▸ Set task
Pictures do not belong in the copy; transcribe everything else in the records exactly.

▸ Data for this task
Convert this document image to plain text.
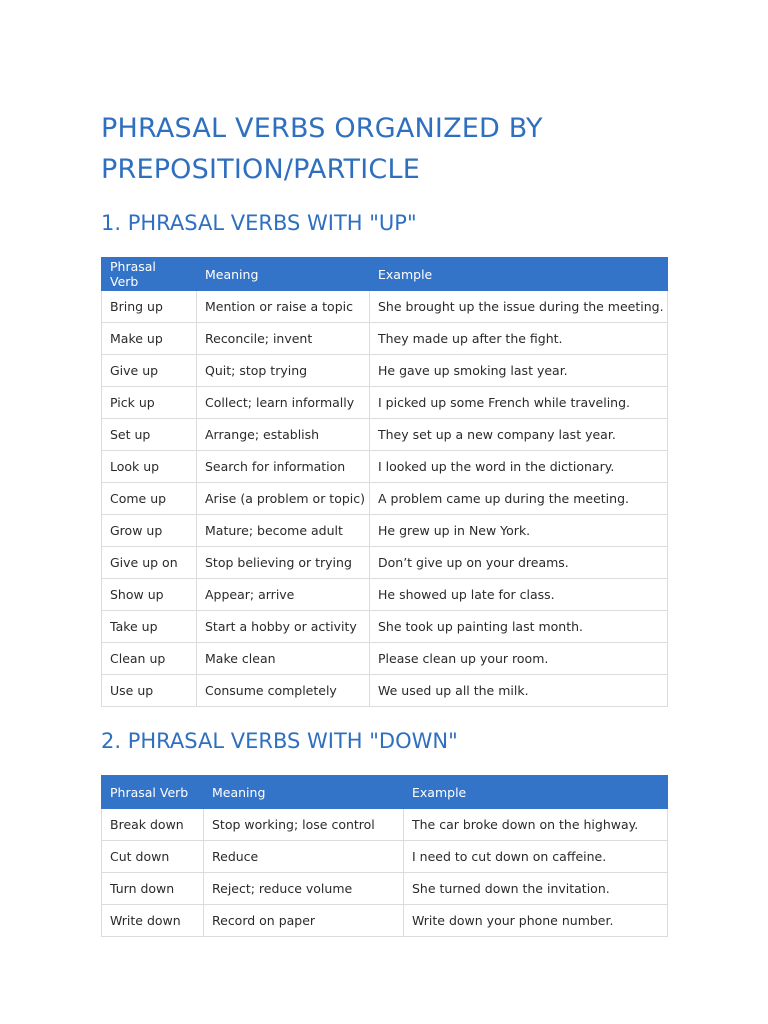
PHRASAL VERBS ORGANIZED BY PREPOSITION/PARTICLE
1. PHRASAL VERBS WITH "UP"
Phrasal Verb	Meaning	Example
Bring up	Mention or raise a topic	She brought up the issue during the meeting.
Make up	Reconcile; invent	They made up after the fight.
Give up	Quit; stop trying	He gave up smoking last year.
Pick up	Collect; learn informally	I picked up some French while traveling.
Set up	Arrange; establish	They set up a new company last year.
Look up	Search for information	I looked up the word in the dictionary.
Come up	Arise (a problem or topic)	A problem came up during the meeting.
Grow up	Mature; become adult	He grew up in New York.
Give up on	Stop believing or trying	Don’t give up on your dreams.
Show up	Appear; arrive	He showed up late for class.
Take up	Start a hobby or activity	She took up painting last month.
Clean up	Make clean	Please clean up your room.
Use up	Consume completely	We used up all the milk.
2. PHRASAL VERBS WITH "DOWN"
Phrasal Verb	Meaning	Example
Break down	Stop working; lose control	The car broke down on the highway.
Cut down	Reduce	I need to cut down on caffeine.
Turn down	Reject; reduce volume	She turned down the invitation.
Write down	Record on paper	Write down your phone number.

▸ Exercise output
Convert this document image to plain text.
PHRASAL VERBS ORGANIZED BY PREPOSITION/PARTICLE
1. PHRASAL VERBS WITH "UP"
Phrasal Verb	Meaning	Example
Bring up	Mention or raise a topic	She brought up the issue during the meeting.
Make up	Reconcile; invent	They made up after the fight.
Give up	Quit; stop trying	He gave up smoking last year.
Pick up	Collect; learn informally	I picked up some French while traveling.
Set up	Arrange; establish	They set up a new company last year.
Look up	Search for information	I looked up the word in the dictionary.
Come up	Arise (a problem or topic)	A problem came up during the meeting.
Grow up	Mature; become adult	He grew up in New York.
Give up on	Stop believing or trying	Don’t give up on your dreams.
Show up	Appear; arrive	He showed up late for class.
Take up	Start a hobby or activity	She took up painting last month.
Clean up	Make clean	Please clean up your room.
Use up	Consume completely	We used up all the milk.
2. PHRASAL VERBS WITH "DOWN"
Phrasal Verb	Meaning	Example
Break down	Stop working; lose control	The car broke down on the highway.
Cut down	Reduce	I need to cut down on caffeine.
Turn down	Reject; reduce volume	She turned down the invitation.
Write down	Record on paper	Write down your phone number.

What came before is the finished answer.